All of the records listed below should be retyped exactly.
[START Material provided]
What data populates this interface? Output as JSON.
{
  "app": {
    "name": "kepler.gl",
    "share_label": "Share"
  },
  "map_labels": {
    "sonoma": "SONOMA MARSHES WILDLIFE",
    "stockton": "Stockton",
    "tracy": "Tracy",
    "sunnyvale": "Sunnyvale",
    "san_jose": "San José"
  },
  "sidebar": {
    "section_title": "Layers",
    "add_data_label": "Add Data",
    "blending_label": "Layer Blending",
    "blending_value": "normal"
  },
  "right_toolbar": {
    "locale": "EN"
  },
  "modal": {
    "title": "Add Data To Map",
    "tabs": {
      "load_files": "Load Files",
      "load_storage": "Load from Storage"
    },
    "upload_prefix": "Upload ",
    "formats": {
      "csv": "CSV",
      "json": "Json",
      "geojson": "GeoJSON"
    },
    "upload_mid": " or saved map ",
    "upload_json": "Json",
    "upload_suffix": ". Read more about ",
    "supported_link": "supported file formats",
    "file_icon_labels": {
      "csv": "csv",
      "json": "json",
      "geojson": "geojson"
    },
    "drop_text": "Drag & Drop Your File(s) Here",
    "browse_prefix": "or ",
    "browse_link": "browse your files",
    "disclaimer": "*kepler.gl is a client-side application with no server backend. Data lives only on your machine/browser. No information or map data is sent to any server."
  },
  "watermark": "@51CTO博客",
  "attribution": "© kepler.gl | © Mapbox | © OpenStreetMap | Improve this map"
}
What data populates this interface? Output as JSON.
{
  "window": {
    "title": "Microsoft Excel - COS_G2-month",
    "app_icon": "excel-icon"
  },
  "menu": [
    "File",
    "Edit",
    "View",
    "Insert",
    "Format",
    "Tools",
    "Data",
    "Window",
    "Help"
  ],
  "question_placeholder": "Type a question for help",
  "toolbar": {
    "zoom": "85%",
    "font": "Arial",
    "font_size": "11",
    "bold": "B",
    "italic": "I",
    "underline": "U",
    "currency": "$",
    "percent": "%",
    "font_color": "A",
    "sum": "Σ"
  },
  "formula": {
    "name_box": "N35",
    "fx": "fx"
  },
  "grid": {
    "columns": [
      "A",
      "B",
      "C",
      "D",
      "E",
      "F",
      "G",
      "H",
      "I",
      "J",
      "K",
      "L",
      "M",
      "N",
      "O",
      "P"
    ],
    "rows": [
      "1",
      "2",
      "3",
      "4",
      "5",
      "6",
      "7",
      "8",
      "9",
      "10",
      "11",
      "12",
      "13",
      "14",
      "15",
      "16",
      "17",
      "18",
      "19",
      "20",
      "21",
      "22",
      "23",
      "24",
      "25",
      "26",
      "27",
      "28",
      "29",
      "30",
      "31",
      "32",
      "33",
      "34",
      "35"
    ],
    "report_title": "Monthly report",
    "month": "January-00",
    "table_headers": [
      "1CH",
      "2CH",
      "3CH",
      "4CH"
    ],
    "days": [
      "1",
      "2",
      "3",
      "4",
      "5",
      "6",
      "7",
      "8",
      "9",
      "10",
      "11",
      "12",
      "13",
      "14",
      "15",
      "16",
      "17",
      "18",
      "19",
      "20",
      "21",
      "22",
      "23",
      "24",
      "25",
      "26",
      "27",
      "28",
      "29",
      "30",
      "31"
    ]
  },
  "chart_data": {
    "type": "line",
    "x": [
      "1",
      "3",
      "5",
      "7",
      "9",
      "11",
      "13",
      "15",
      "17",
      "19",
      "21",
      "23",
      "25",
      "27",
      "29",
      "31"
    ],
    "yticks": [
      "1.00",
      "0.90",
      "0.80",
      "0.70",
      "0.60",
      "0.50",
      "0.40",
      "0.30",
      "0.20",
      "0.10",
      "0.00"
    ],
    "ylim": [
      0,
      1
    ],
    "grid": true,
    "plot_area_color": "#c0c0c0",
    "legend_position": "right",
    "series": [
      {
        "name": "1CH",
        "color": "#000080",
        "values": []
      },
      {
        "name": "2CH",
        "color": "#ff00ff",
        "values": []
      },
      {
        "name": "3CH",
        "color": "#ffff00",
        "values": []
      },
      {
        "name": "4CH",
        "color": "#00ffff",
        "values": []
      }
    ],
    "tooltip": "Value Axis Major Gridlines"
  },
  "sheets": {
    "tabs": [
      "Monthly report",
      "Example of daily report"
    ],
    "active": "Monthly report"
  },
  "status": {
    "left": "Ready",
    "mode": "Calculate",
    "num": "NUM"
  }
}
[END Material provided]
• **Complete response**:
What data populates this interface? Output as JSON.
{
  "app": {
    "name": "kepler.gl",
    "share_label": "Share"
  },
  "map_labels": {
    "sonoma": "SONOMA MARSHES WILDLIFE",
    "stockton": "Stockton",
    "tracy": "Tracy",
    "sunnyvale": "Sunnyvale",
    "san_jose": "San José"
  },
  "sidebar": {
    "section_title": "Layers",
    "add_data_label": "Add Data",
    "blending_label": "Layer Blending",
    "blending_value": "normal"
  },
  "right_toolbar": {
    "locale": "EN"
  },
  "modal": {
    "title": "Add Data To Map",
    "tabs": {
      "load_files": "Load Files",
      "load_storage": "Load from Storage"
    },
    "upload_prefix": "Upload ",
    "formats": {
      "csv": "CSV",
      "json": "Json",
      "geojson": "GeoJSON"
    },
    "upload_mid": " or saved map ",
    "upload_json": "Json",
    "upload_suffix": ". Read more about ",
    "supported_link": "supported file formats",
    "file_icon_labels": {
      "csv": "csv",
      "json": "json",
      "geojson": "geojson"
    },
    "drop_text": "Drag & Drop Your File(s) Here",
    "browse_prefix": "or ",
    "browse_link": "browse your files",
    "disclaimer": "*kepler.gl is a client-side application with no server backend. Data lives only on your machine/browser. No information or map data is sent to any server."
  },
  "watermark": "@51CTO博客",
  "attribution": "© kepler.gl | © Mapbox | © OpenStreetMap | Improve this map"
}
What data populates this interface? Output as JSON.
{
  "window": {
    "title": "Microsoft Excel - COS_G2-month",
    "app_icon": "excel-icon"
  },
  "menu": [
    "File",
    "Edit",
    "View",
    "Insert",
    "Format",
    "Tools",
    "Data",
    "Window",
    "Help"
  ],
  "question_placeholder": "Type a question for help",
  "toolbar": {
    "zoom": "85%",
    "font": "Arial",
    "font_size": "11",
    "bold": "B",
    "italic": "I",
    "underline": "U",
    "currency": "$",
    "percent": "%",
    "font_color": "A",
    "sum": "Σ"
  },
  "formula": {
    "name_box": "N35",
    "fx": "fx"
  },
  "grid": {
    "columns": [
      "A",
      "B",
      "C",
      "D",
      "E",
      "F",
      "G",
      "H",
      "I",
      "J",
      "K",
      "L",
      "M",
      "N",
      "O",
      "P"
    ],
    "rows": [
      "1",
      "2",
      "3",
      "4",
      "5",
      "6",
      "7",
      "8",
      "9",
      "10",
      "11",
      "12",
      "13",
      "14",
      "15",
      "16",
      "17",
      "18",
      "19",
      "20",
      "21",
      "22",
      "23",
      "24",
      "25",
      "26",
      "27",
      "28",
      "29",
      "30",
      "31",
      "32",
      "33",
      "34",
      "35"
    ],
    "report_title": "Monthly report",
    "month": "January-00",
    "table_headers": [
      "1CH",
      "2CH",
      "3CH",
      "4CH"
    ],
    "days": [
      "1",
      "2",
      "3",
      "4",
      "5",
      "6",
      "7",
      "8",
      "9",
      "10",
      "11",
      "12",
      "13",
      "14",
      "15",
      "16",
      "17",
      "18",
      "19",
      "20",
      "21",
      "22",
      "23",
      "24",
      "25",
      "26",
      "27",
      "28",
      "29",
      "30",
      "31"
    ]
  },
  "chart_data": {
    "type": "line",
    "x": [
      "1",
      "3",
      "5",
      "7",
      "9",
      "11",
      "13",
      "15",
      "17",
      "19",
      "21",
      "23",
      "25",
      "27",
      "29",
      "31"
    ],
    "yticks": [
      "1.00",
      "0.90",
      "0.80",
      "0.70",
      "0.60",
      "0.50",
      "0.40",
      "0.30",
      "0.20",
      "0.10",
      "0.00"
    ],
    "ylim": [
      0,
      1
    ],
    "grid": true,
    "plot_area_color": "#c0c0c0",
    "legend_position": "right",
    "series": [
      {
        "name": "1CH",
        "color": "#000080",
        "values": []
      },
      {
        "name": "2CH",
        "color": "#ff00ff",
        "values": []
      },
      {
        "name": "3CH",
        "color": "#ffff00",
        "values": []
      },
      {
        "name": "4CH",
        "color": "#00ffff",
        "values": []
      }
    ],
    "tooltip": "Value Axis Major Gridlines"
  },
  "sheets": {
    "tabs": [
      "Monthly report",
      "Example of daily report"
    ],
    "active": "Monthly report"
  },
  "status": {
    "left": "Ready",
    "mode": "Calculate",
    "num": "NUM"
  }
}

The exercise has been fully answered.